[BEGIN Extracted material]

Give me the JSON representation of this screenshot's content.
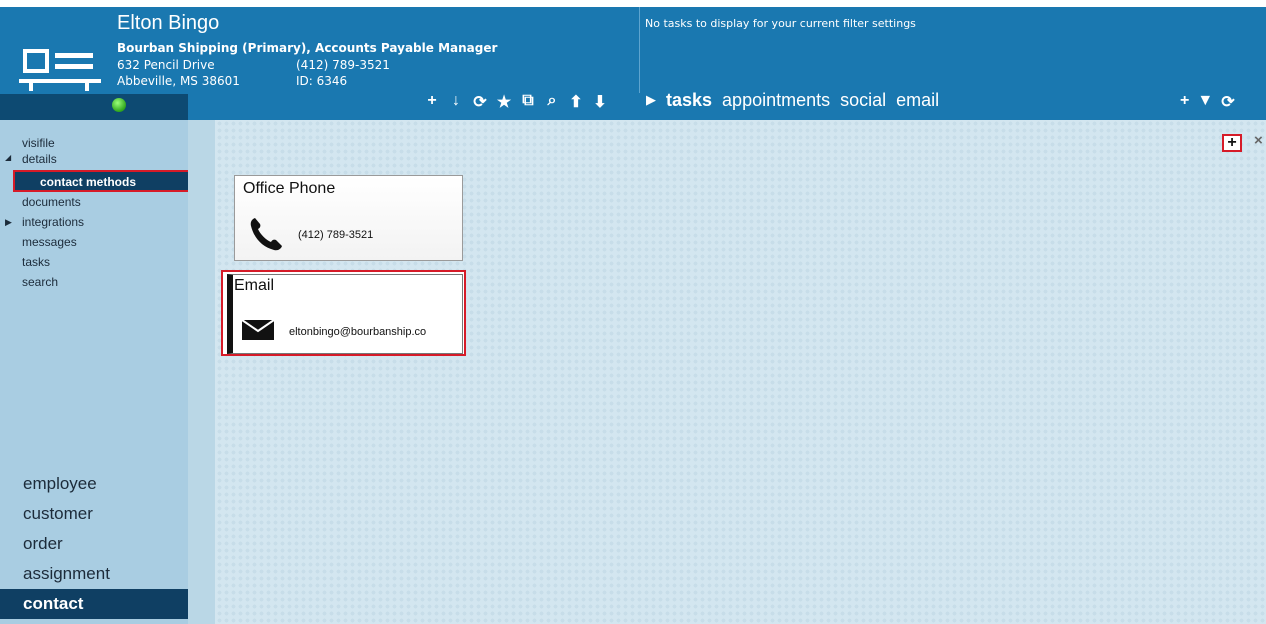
{
  "header": {
    "name": "Elton Bingo",
    "company": "Bourban Shipping  (Primary), Accounts Payable Manager",
    "address_line1": "632 Pencil Drive",
    "address_line2": "Abbeville, MS   38601",
    "phone": "(412) 789-3521",
    "id": "ID:  6346",
    "status_color": "#2fa51c"
  },
  "tasks_panel": {
    "message": "No tasks to display for your current filter settings",
    "tabs": [
      "tasks",
      "appointments",
      "social",
      "email"
    ]
  },
  "toolbar": {
    "icons": [
      "plus-icon",
      "down-arrow-icon",
      "refresh-icon",
      "star-icon",
      "external-icon",
      "search-icon",
      "up-icon",
      "down-icon"
    ],
    "glyphs": [
      "+",
      "↓",
      "⟳",
      "★",
      "⧉",
      "⌕",
      "⬆",
      "⬇"
    ]
  },
  "right_toolbar": {
    "glyphs": [
      "+",
      "▼",
      "⟳"
    ]
  },
  "sidebar": {
    "items": [
      "visifile",
      "details",
      "contact methods",
      "documents",
      "integrations",
      "messages",
      "tasks",
      "search"
    ],
    "active": "contact methods"
  },
  "bottom_nav": [
    "employee",
    "customer",
    "order",
    "assignment",
    "contact"
  ],
  "contact_methods": [
    {
      "title": "Office Phone",
      "value": "(412) 789-3521",
      "icon": "phone-icon"
    },
    {
      "title": "Email",
      "value": "eltonbingo@bourbanship.co",
      "icon": "envelope-icon"
    }
  ],
  "actions": {
    "add": "+",
    "close": "×"
  },
  "colors": {
    "header": "#1a78b0",
    "nav_dark": "#0f3f63",
    "sidebar": "#a9cde2",
    "highlight": "#d61b28"
  }
}
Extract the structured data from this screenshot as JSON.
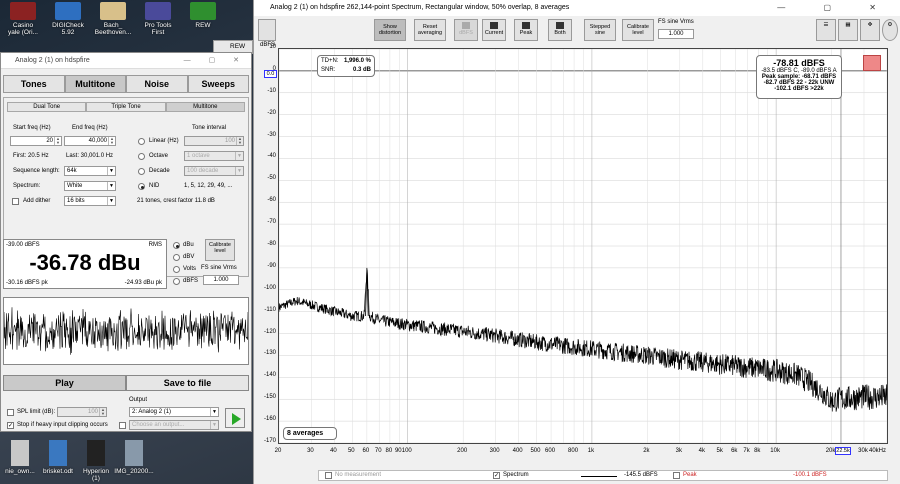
{
  "desktop": {
    "top_icons": [
      {
        "label": "Casino\nyale (Ori...",
        "color": "#8b2222"
      },
      {
        "label": "DIGICheck\n5.92",
        "color": "#2e6fc0"
      },
      {
        "label": "Bach_\nBeethoven...",
        "color": "#d8c08a"
      },
      {
        "label": "Pro Tools\nFirst",
        "color": "#4a4a9a"
      },
      {
        "label": "REW",
        "color": "#2f8f2f"
      }
    ],
    "bottom_icons": [
      {
        "label": "nie_own...",
        "color": "#c8c8c8"
      },
      {
        "label": "brisket.odt",
        "color": "#3a78c0"
      },
      {
        "label": "Hyperion\n(1)",
        "color": "#222"
      },
      {
        "label": "IMG_20200...",
        "color": "#8899aa"
      }
    ],
    "rew_tab": "REW"
  },
  "generator": {
    "title": "Analog 2 (1) on hdspfire",
    "tabs": [
      "Tones",
      "Multitone",
      "Noise",
      "Sweeps"
    ],
    "active_tab": 1,
    "subtabs": [
      "Dual Tone",
      "Triple Tone",
      "Multitone"
    ],
    "labels": {
      "start_freq": "Start freq (Hz)",
      "end_freq": "End freq (Hz)",
      "tone_interval": "Tone interval",
      "first": "First: 20.5 Hz",
      "last": "Last: 30,001.0 Hz",
      "seq_length": "Sequence length:",
      "spectrum": "Spectrum:",
      "add_dither": "Add dither",
      "linear": "Linear (Hz)",
      "octave": "Octave",
      "decade": "Decade",
      "nid": "NID",
      "nid_values": "1, 5, 12, 29, 49, ...",
      "tones_info": "21 tones, crest factor 11.8 dB"
    },
    "values": {
      "start_freq": "20",
      "end_freq": "40,000",
      "linear_value": "100",
      "octave_value": "1 octave",
      "decade_value": "100 decade",
      "seq_length": "64k",
      "spectrum": "White",
      "dither": "16 bits"
    },
    "meter": {
      "peak_label": "-39.00 dBFS",
      "mode": "RMS",
      "value": "-36.78 dBu",
      "pk_left": "-30.16 dBFS pk",
      "pk_right": "-24.93 dBu pk"
    },
    "units": [
      "dBu",
      "dBV",
      "Volts",
      "dBFS"
    ],
    "selected_unit": 0,
    "calibrate_label": "Calibrate level",
    "fs_sine_label": "FS sine Vrms",
    "fs_sine_value": "1.000",
    "play_label": "Play",
    "save_label": "Save to file",
    "spl_limit_label": "SPL limit (dB):",
    "spl_limit_value": "100",
    "stop_label": "Stop if heavy input clipping occurs",
    "output_label": "Output",
    "output_value": "2: Analog 2 (1)",
    "choose_output": "Choose an output..."
  },
  "analyzer": {
    "title": "Analog 2 (1) on hdspfire 262,144-point Spectrum, Rectangular window, 50% overlap, 8 averages",
    "toolbar": [
      {
        "label": "Show distortion",
        "state": "pressed"
      },
      {
        "label": "Reset averaging",
        "state": "normal"
      },
      {
        "label": "dBFS",
        "state": "disabled"
      },
      {
        "label": "Current",
        "state": "normal"
      },
      {
        "label": "Peak",
        "state": "normal"
      },
      {
        "label": "Both",
        "state": "normal"
      },
      {
        "label": "Stepped sine",
        "state": "normal"
      },
      {
        "label": "Calibrate level",
        "state": "normal"
      }
    ],
    "fs_sine_label": "FS sine Vrms",
    "fs_sine_value": "1.000",
    "y_unit": "dBFS",
    "y_marker": "0.0",
    "tdn": {
      "label": "TD+N:",
      "value": "1,996.0 %",
      "snr_label": "SNR:",
      "snr_value": "0.3 dB"
    },
    "level_box": {
      "main": "-78.81 dBFS",
      "lines": [
        "-83.5 dBFS C, -89.0 dBFS A",
        "Peak sample: -68.71 dBFS",
        "-82.7 dBFS 22 - 22k UNW",
        "-102.1 dBFS >22k"
      ]
    },
    "averages_label": "8 averages",
    "cursor_freq": "22.5k",
    "legend": {
      "no_measurement": "No measurement",
      "spectrum": "Spectrum",
      "spectrum_value": "-145.5 dBFS",
      "peak": "Peak",
      "peak_value": "-100.1 dBFS"
    }
  },
  "chart_data": {
    "type": "line",
    "y_ticks": [
      "10",
      "0",
      "-10",
      "-20",
      "-30",
      "-40",
      "-50",
      "-60",
      "-70",
      "-80",
      "-90",
      "-100",
      "-110",
      "-120",
      "-130",
      "-140",
      "-150",
      "-160",
      "-170"
    ],
    "ylim": [
      -170,
      10
    ],
    "x_ticks": [
      "20",
      "30",
      "40",
      "50",
      "60",
      "70",
      "80",
      "90",
      "100",
      "200",
      "300",
      "400",
      "500",
      "600",
      "800",
      "1k",
      "2k",
      "3k",
      "4k",
      "5k",
      "6k",
      "7k",
      "8k",
      "10k",
      "20k",
      "30k",
      "40kHz"
    ],
    "x_tick_values": [
      20,
      30,
      40,
      50,
      60,
      70,
      80,
      90,
      100,
      200,
      300,
      400,
      500,
      600,
      800,
      1000,
      2000,
      3000,
      4000,
      5000,
      6000,
      7000,
      8000,
      10000,
      20000,
      30000,
      40000
    ],
    "xlim": [
      20,
      40000
    ],
    "x_scale": "log",
    "series": [
      {
        "name": "Spectrum",
        "x": [
          20,
          25,
          30,
          40,
          50,
          58,
          60,
          62,
          70,
          100,
          200,
          300,
          500,
          1000,
          2000,
          3000,
          5000,
          8000,
          10000,
          13000,
          15000,
          18000,
          20000,
          22000,
          30000,
          40000
        ],
        "y": [
          -108,
          -105,
          -107,
          -110,
          -112,
          -112,
          -90,
          -112,
          -114,
          -116,
          -119,
          -121,
          -124,
          -127,
          -130,
          -132,
          -134,
          -136,
          -137,
          -139,
          -142,
          -147,
          -151,
          -150,
          -149,
          -149
        ]
      }
    ],
    "grid": true,
    "color": "#000000"
  }
}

[END Extracted material]

_Stated goal_
Find the lines containing "screenshot" and pull them out.

_The solution_
Give me the JSON representation of this screenshot's content.
Extract the structured data from this screenshot as JSON.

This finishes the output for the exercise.